[Data records]
____
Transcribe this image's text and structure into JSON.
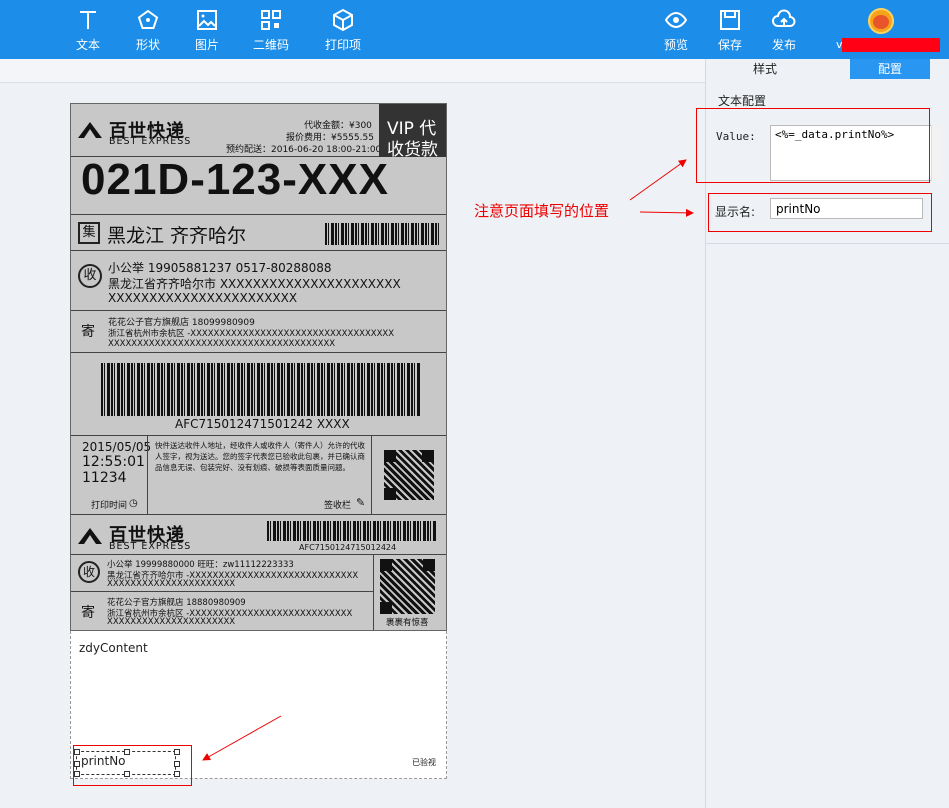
{
  "toolbar": {
    "left_tools": [
      {
        "label": "文本",
        "icon": "text-icon"
      },
      {
        "label": "形状",
        "icon": "shape-icon"
      },
      {
        "label": "图片",
        "icon": "image-icon"
      },
      {
        "label": "二维码",
        "icon": "qrcode-icon"
      },
      {
        "label": "打印项",
        "icon": "print-item-icon"
      }
    ],
    "right_tools": [
      {
        "label": "预览",
        "icon": "eye-icon"
      },
      {
        "label": "保存",
        "icon": "save-icon"
      },
      {
        "label": "发布",
        "icon": "upload-cloud-icon"
      }
    ],
    "user_prefix": "v"
  },
  "label": {
    "brand_cn": "百世快递",
    "brand_en": "BEST EXPRESS",
    "cod_amount": "代收金额：¥300",
    "fee": "报价费用：¥5555.55",
    "appointment": "预约配送：2016-06-20 18:00-21:00",
    "vip_line1": "VIP 代",
    "vip_line2": "收货款",
    "big_code": "021D-123-XXX",
    "dest_tag": "集",
    "destination": "黑龙江  齐齐哈尔",
    "recv_tag": "收",
    "recv_line1": "小公举    19905881237    0517-80288088",
    "recv_line2": "黑龙江省齐齐哈尔市 XXXXXXXXXXXXXXXXXXXXXX",
    "recv_line3": "XXXXXXXXXXXXXXXXXXXXXXX",
    "send_tag": "寄",
    "send_line1": "花花公子官方旗舰店    18099980909",
    "send_line2": "浙江省杭州市余杭区 -XXXXXXXXXXXXXXXXXXXXXXXXXXXXXXXXXXX",
    "send_line3": "XXXXXXXXXXXXXXXXXXXXXXXXXXXXXXXXXXXXXXX",
    "tracking": "AFC715012471501242 XXXX",
    "date": "2015/05/05",
    "time": "12:55:01",
    "num": "11234",
    "print_time": "打印时间",
    "terms": "快件送达收件人地址，经收件人或收件人（寄件人）允许的代收人签字，视为送达。您的签字代表您已验收此包裹，并已确认商品信息无误、包装完好、没有划痕、破损等表面质量问题。",
    "sign_field": "签收栏",
    "tracking2": "AFC7150124715012424",
    "recv2_line1": "小公举    19999880000    旺旺：zw11112223333",
    "recv2_line2": "黑龙江省齐齐哈尔市 -XXXXXXXXXXXXXXXXXXXXXXXXXXXXX",
    "recv2_line3": "XXXXXXXXXXXXXXXXXXXXXX",
    "send2_line1": "花花公子官方旗舰店    18880980909",
    "send2_line2": "浙江省杭州市余杭区 -XXXXXXXXXXXXXXXXXXXXXXXXXXXX",
    "send2_line3": "XXXXXXXXXXXXXXXXXXXXXX",
    "gift_note": "裹裹有惊喜"
  },
  "custom": {
    "zdy_content": "zdyContent",
    "print_no": "printNo",
    "signed": "已验视"
  },
  "panel": {
    "tab_style": "样式",
    "tab_config": "配置",
    "section_title": "文本配置",
    "value_label": "Value:",
    "value_text": "<%=_data.printNo%>",
    "name_label": "显示名:",
    "name_value": "printNo"
  },
  "annotation": "注意页面填写的位置",
  "colors": {
    "accent": "#1c8de8",
    "tab_active": "#2996f2",
    "highlight": "#e00000"
  }
}
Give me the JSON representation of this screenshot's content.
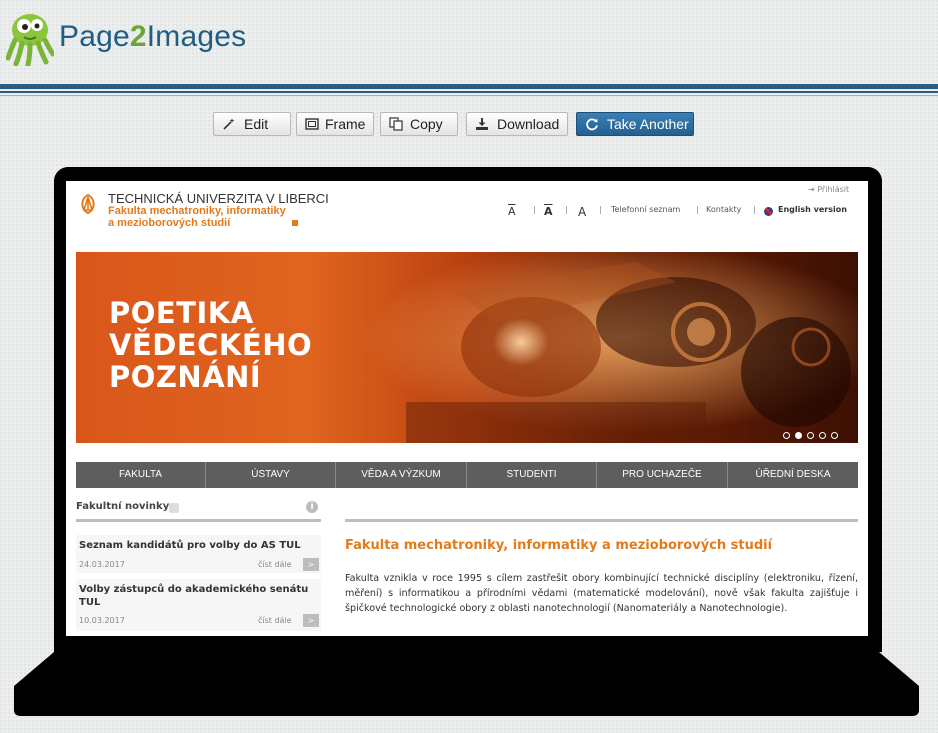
{
  "app": {
    "brand_pre": "Page",
    "brand_num": "2",
    "brand_post": "Images"
  },
  "toolbar": {
    "edit_label": "Edit",
    "frame_label": "Frame",
    "copy_label": "Copy",
    "download_label": "Download",
    "take_another_label": "Take Another"
  },
  "colors": {
    "brand_blue": "#1f5d84",
    "brand_green": "#6aa63a",
    "primary_button": "#2a6aa0",
    "site_orange": "#e47b1a",
    "site_nav": "#5e5e5e"
  },
  "site": {
    "university": "TECHNICKÁ UNIVERZITA V LIBERCI",
    "faculty_line1": "Fakulta mechatroniky, informatiky",
    "faculty_line2": "a mezioborových studií",
    "login": "Přihlásit",
    "util": {
      "font_small": "A",
      "font_reset": "A",
      "font_large": "A",
      "sep": "|",
      "phone": "Telefonní seznam",
      "contacts": "Kontakty",
      "english": "English version"
    },
    "banner": {
      "line1": "POETIKA",
      "line2": "VĚDECKÉHO",
      "line3": "POZNÁNÍ",
      "slides": 5,
      "active_slide": 2
    },
    "nav": [
      "FAKULTA",
      "ÚSTAVY",
      "VĚDA A VÝZKUM",
      "STUDENTI",
      "PRO UCHAZEČE",
      "ÚŘEDNÍ DESKA"
    ],
    "news": {
      "heading": "Fakultní novinky",
      "info": "i",
      "items": [
        {
          "title": "Seznam kandidátů pro volby do AS TUL",
          "date": "24.03.2017",
          "more": "číst dále",
          "go": ">"
        },
        {
          "title": "Volby zástupců do akademického senátu TUL",
          "date": "10.03.2017",
          "more": "číst dále",
          "go": ">"
        }
      ]
    },
    "main": {
      "heading": "Fakulta mechatroniky, informatiky a mezioborových studií",
      "paragraph": "Fakulta vznikla v roce 1995 s cílem zastřešit obory kombinující technické disciplíny (elektroniku, řízení, měření) s informatikou a přírodními vědami (matematické modelování), nově však fakulta zajišťuje i špičkové technologické obory z oblasti nanotechnologií (Nanomateriály a Nanotechnologie)."
    }
  }
}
____
Which lines hold the word "mezioborových"? Show each one.

    "faculty_line2": "a mezioborových studií",
      "heading": "Fakulta mechatroniky, informatiky a mezioborových studií",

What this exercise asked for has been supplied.